## The request
Report every line from the material that contains the word "content".

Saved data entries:
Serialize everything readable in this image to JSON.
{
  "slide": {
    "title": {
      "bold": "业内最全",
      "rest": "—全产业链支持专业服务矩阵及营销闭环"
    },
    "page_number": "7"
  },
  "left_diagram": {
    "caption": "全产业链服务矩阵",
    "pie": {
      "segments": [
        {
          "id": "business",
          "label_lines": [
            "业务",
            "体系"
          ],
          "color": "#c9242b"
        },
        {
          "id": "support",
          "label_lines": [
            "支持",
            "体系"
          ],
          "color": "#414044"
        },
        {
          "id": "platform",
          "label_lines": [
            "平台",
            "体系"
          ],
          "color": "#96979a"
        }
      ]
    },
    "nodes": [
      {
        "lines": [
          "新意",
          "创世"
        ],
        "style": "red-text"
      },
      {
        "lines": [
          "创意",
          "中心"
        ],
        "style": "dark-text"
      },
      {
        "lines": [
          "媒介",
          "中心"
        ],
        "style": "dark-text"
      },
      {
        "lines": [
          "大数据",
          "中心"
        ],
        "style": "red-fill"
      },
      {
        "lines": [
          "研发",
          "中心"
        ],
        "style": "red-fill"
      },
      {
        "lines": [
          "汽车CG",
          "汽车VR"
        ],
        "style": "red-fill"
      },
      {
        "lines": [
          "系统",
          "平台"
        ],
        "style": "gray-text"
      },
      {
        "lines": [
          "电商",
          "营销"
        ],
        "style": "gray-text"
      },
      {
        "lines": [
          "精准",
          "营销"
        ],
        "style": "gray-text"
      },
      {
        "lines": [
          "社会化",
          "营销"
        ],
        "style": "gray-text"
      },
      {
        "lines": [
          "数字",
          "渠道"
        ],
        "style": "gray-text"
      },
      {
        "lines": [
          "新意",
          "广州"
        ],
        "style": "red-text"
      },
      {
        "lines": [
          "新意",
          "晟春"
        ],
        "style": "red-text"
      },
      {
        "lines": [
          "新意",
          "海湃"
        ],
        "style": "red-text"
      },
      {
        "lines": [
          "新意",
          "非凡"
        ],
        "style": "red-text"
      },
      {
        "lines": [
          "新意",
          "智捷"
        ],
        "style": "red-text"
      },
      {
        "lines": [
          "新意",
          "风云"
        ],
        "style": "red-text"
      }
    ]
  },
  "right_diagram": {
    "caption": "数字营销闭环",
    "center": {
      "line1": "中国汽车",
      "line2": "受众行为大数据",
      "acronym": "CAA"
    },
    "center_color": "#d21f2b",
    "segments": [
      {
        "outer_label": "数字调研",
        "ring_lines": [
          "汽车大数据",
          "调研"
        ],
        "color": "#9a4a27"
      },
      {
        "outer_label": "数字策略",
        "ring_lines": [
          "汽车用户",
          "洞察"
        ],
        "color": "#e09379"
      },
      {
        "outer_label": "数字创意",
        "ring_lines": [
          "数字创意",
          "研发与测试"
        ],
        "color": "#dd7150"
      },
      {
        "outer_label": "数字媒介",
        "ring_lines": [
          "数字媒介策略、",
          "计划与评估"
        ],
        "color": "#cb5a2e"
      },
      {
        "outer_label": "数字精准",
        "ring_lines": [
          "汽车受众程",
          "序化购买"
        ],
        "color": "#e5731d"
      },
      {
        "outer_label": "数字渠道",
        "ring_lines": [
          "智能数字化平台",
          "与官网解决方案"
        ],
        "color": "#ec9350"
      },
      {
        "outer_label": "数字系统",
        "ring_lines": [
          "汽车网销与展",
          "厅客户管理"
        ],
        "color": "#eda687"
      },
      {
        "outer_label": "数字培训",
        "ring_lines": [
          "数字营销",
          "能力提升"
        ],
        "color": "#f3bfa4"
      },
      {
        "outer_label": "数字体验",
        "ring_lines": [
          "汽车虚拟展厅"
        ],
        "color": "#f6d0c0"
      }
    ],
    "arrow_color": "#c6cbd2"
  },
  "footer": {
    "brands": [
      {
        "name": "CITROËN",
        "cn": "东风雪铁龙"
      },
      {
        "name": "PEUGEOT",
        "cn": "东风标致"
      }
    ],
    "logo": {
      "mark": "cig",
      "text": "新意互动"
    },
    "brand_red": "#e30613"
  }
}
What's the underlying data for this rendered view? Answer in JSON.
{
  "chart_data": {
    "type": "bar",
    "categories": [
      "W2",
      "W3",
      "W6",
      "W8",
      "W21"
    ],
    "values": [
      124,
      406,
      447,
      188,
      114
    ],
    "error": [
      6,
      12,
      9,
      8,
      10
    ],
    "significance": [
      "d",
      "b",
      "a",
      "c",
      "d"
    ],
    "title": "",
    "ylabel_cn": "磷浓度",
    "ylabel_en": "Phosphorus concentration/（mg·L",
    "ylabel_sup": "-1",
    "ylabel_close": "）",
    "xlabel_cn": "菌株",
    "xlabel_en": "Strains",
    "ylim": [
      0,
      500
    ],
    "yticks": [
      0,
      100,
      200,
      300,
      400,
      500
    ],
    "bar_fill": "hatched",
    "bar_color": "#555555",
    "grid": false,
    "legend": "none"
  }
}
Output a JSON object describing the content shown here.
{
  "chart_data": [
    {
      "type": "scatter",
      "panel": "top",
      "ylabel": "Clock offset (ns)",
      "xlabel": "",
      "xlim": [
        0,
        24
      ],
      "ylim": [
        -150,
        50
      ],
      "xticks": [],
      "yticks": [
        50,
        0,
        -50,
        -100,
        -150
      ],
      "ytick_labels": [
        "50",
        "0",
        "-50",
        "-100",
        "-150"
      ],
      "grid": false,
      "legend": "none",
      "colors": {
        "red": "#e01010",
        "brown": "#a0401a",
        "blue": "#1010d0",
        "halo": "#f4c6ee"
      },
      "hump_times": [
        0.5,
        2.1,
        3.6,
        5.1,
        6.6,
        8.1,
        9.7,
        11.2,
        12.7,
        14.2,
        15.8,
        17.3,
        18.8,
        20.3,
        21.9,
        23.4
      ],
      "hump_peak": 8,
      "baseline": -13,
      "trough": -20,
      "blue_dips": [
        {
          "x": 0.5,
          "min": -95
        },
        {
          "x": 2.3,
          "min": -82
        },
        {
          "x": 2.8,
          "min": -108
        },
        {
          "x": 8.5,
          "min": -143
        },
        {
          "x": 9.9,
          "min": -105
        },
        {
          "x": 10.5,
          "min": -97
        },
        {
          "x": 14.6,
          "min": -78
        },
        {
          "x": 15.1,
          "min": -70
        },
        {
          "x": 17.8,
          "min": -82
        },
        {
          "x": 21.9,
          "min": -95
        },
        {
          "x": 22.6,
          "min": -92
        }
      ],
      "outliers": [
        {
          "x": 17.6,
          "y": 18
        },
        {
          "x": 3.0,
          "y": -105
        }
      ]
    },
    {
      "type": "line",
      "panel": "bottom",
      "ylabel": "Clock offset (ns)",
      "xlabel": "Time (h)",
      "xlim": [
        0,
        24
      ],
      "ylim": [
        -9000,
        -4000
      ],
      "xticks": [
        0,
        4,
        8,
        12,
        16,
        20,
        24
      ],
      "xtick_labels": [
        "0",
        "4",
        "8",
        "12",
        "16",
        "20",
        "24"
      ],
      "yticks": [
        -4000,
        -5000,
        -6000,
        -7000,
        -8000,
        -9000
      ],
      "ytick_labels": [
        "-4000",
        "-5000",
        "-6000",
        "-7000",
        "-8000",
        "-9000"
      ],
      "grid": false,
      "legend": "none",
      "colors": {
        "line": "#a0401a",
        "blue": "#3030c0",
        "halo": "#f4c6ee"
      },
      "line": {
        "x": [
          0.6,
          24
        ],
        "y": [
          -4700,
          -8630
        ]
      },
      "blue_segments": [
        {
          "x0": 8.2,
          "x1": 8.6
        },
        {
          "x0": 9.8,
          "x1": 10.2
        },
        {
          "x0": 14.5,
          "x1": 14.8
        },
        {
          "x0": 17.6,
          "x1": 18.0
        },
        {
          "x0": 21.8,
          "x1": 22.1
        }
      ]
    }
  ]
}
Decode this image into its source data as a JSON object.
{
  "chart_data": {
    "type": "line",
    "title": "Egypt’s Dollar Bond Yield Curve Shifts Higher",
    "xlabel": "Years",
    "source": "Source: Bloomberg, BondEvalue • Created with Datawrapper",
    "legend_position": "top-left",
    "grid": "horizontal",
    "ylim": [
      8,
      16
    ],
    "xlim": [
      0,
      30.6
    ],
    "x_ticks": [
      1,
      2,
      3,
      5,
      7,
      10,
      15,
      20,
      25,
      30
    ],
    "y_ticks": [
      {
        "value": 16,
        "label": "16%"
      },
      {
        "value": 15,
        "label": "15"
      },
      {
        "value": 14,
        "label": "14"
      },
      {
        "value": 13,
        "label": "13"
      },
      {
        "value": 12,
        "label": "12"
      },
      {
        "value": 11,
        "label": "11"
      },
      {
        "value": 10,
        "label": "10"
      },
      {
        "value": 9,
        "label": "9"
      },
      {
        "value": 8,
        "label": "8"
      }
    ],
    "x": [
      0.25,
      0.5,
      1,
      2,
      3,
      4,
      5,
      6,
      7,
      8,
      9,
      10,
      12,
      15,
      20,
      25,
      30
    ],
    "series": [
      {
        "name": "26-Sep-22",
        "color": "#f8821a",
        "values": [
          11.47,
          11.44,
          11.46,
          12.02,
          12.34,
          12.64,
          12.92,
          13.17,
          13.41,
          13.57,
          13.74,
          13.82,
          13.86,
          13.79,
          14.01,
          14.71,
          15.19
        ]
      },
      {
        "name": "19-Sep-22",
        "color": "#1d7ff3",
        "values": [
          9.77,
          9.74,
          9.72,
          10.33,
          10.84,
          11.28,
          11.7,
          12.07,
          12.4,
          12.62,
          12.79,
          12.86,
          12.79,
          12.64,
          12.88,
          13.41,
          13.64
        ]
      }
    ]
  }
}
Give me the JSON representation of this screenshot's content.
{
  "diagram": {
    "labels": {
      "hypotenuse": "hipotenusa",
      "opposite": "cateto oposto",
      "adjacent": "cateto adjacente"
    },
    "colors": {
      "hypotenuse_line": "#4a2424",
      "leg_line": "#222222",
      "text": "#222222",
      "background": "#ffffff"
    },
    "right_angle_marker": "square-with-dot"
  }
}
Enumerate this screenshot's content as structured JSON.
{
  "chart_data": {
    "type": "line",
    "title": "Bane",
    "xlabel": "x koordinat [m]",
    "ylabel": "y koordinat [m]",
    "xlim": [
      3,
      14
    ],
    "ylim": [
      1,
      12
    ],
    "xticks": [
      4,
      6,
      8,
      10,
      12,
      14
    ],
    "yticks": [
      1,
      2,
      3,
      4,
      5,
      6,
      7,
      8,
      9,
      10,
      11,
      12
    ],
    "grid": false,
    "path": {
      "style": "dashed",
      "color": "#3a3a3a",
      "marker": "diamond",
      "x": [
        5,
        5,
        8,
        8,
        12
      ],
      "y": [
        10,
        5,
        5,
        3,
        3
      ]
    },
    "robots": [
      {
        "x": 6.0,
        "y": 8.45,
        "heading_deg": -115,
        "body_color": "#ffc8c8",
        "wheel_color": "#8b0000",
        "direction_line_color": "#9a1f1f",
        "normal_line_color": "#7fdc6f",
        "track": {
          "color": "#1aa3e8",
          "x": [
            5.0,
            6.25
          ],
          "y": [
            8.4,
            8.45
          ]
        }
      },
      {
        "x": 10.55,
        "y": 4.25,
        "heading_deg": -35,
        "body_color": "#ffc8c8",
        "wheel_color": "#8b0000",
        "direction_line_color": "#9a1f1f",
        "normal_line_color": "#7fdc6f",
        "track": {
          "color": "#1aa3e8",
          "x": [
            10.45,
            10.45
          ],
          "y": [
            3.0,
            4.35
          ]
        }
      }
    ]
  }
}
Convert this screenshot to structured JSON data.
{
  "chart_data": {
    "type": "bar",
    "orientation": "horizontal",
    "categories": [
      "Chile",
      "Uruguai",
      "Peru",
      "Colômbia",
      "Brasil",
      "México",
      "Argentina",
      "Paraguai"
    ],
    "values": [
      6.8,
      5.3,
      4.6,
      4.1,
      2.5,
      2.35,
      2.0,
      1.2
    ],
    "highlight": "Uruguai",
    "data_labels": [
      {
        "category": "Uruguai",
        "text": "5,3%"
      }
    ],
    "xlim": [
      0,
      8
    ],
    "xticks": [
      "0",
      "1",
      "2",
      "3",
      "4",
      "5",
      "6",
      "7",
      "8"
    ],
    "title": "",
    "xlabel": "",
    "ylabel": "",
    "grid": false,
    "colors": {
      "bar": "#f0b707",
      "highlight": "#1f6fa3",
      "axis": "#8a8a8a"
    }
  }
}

## Answer to the problem
Output a JSON object describing the content shown here.
Give me the JSON representation of this screenshot's content.
Enumerate this screenshot's content as structured JSON.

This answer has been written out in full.